**The problem**
Which lines hold the word "gratuit"? Copy each one.

>> Start Extracted records

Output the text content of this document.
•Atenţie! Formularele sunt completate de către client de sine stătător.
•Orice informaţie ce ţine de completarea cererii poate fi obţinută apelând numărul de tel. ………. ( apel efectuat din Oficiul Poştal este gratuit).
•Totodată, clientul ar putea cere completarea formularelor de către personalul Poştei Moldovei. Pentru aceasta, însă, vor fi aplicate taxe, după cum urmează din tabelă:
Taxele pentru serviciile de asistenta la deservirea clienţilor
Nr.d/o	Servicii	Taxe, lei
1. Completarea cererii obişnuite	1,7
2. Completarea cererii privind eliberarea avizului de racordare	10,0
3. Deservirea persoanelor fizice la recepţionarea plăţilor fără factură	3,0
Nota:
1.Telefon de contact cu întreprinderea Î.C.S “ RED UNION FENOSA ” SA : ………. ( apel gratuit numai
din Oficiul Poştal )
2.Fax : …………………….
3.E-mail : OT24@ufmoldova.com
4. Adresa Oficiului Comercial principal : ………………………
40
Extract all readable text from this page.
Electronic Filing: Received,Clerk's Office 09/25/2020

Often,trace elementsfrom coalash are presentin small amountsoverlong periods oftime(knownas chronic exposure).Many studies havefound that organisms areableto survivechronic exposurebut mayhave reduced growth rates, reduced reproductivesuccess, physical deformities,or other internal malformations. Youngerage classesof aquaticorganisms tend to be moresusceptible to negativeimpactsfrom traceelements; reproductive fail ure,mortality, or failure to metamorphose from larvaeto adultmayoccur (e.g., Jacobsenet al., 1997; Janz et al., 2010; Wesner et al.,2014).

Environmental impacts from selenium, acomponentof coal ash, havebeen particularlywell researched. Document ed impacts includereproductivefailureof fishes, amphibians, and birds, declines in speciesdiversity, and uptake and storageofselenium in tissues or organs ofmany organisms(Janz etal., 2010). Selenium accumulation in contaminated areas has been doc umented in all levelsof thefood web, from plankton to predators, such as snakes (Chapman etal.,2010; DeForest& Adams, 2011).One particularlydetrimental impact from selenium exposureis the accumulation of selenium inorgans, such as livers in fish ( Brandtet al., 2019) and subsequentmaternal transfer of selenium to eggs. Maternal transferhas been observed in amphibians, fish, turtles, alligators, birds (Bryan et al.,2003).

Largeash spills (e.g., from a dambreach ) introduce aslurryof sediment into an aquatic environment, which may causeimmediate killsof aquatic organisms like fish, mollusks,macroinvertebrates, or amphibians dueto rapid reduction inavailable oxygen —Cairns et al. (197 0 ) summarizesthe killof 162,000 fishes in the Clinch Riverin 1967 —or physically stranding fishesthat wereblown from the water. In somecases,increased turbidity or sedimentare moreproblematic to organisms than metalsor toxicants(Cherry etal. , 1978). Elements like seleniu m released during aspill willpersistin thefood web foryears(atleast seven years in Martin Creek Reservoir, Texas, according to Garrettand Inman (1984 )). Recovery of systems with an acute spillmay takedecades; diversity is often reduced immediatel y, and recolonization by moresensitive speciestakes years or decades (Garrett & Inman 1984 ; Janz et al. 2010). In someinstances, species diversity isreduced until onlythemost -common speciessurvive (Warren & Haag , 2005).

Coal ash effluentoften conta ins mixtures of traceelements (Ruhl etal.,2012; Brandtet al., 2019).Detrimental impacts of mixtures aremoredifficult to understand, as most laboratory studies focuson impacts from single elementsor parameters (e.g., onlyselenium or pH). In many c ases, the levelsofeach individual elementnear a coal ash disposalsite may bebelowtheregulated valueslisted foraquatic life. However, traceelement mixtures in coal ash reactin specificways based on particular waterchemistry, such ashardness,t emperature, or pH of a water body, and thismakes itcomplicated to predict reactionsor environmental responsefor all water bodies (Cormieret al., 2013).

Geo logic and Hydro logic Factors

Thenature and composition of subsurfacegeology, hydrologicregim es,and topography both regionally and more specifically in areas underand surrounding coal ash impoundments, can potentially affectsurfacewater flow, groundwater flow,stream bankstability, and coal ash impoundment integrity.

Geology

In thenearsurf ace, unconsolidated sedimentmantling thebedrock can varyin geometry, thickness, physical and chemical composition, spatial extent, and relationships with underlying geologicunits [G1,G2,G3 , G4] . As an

>> End Extracted records

**Expected answer**
•Orice informaţie ce ţine de completarea cererii poate fi obţinută apelând numărul de tel. ………. ( apel efectuat din Oficiul Poştal este gratuit).
1.Telefon de contact cu întreprinderea Î.C.S “ RED UNION FENOSA ” SA : ………. ( apel gratuit numai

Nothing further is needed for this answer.